* _Task_: Copy out each line that includes the word "جنوبی".

* _Dataset records_:

══════

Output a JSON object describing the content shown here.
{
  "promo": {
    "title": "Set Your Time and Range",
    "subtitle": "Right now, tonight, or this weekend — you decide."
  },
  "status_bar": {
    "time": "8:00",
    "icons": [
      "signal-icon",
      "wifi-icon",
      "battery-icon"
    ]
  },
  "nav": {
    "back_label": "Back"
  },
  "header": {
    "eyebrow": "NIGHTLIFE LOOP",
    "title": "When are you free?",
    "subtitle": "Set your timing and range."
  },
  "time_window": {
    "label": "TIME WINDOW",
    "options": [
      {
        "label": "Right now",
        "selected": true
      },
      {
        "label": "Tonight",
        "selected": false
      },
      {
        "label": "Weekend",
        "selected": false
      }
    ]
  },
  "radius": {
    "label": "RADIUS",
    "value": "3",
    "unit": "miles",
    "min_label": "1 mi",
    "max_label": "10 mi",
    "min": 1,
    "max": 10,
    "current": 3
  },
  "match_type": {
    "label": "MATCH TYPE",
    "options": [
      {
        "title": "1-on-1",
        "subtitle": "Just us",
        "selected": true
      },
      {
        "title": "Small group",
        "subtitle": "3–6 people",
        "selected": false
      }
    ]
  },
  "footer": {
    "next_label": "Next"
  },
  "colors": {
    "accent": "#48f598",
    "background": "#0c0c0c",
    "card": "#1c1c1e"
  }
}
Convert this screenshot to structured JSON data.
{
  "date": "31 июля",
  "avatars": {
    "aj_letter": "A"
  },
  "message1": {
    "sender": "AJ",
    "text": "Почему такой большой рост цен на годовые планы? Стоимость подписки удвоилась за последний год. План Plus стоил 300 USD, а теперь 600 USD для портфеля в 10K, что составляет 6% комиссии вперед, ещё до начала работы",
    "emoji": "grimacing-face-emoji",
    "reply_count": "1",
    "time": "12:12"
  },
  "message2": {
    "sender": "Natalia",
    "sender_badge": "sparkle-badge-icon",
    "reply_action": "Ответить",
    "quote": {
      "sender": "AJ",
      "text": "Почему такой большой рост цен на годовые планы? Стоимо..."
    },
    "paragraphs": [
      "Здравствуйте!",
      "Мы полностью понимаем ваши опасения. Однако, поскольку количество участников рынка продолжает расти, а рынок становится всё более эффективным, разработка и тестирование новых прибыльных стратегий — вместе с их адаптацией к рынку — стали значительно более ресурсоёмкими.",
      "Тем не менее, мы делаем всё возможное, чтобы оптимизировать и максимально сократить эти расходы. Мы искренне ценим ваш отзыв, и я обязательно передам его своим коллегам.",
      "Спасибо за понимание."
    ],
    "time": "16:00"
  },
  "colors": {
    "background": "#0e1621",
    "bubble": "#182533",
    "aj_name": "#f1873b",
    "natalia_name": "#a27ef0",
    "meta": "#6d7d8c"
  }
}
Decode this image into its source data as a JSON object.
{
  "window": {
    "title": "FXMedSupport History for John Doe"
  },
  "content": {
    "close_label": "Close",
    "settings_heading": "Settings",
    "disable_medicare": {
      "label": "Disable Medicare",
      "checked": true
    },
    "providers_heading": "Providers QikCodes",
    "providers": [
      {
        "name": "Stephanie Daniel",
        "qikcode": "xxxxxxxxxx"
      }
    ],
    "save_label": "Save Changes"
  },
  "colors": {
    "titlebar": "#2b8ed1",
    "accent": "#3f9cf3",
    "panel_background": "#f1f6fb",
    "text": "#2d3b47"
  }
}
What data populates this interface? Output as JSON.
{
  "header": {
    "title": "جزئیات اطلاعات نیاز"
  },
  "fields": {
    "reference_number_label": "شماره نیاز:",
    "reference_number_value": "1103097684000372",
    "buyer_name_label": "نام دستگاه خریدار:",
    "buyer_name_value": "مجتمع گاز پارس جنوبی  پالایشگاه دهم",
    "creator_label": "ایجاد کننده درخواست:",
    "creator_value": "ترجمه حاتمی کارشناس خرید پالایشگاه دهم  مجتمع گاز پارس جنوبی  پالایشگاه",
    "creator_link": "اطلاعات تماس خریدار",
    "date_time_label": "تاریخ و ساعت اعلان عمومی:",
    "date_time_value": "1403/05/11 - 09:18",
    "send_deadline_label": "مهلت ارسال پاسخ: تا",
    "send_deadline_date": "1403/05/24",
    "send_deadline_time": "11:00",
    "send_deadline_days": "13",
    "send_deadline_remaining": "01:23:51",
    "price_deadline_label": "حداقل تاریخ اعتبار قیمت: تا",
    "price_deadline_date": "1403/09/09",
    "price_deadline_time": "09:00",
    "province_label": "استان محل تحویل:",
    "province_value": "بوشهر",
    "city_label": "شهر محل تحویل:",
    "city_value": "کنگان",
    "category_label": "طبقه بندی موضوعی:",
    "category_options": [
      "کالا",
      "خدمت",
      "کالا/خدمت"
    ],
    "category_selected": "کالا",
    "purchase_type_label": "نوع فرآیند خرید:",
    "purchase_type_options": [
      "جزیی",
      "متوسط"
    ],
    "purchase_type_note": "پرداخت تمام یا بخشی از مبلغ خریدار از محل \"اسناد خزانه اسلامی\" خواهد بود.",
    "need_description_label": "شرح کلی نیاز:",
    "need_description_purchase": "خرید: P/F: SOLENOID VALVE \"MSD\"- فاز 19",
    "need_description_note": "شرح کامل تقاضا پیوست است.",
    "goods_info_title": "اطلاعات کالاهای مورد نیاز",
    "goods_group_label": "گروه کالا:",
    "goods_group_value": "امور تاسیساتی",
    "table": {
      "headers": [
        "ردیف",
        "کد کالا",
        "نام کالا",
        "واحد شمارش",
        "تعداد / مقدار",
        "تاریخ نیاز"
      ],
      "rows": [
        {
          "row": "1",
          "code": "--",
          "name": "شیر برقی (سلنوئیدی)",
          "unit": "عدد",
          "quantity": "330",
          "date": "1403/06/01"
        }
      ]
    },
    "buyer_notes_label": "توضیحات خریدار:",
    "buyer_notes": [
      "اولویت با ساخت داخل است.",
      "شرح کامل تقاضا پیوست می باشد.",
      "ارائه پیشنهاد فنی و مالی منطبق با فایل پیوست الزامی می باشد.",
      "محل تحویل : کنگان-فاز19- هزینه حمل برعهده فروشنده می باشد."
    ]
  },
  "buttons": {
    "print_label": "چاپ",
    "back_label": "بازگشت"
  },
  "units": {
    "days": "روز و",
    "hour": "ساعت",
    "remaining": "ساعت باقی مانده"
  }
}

══════

* _Answer to this problem_:
    "buyer_name_value": "مجتمع گاز پارس جنوبی  پالایشگاه دهم",
    "creator_value": "ترجمه حاتمی کارشناس خرید پالایشگاه دهم  مجتمع گاز پارس جنوبی  پالایشگاه",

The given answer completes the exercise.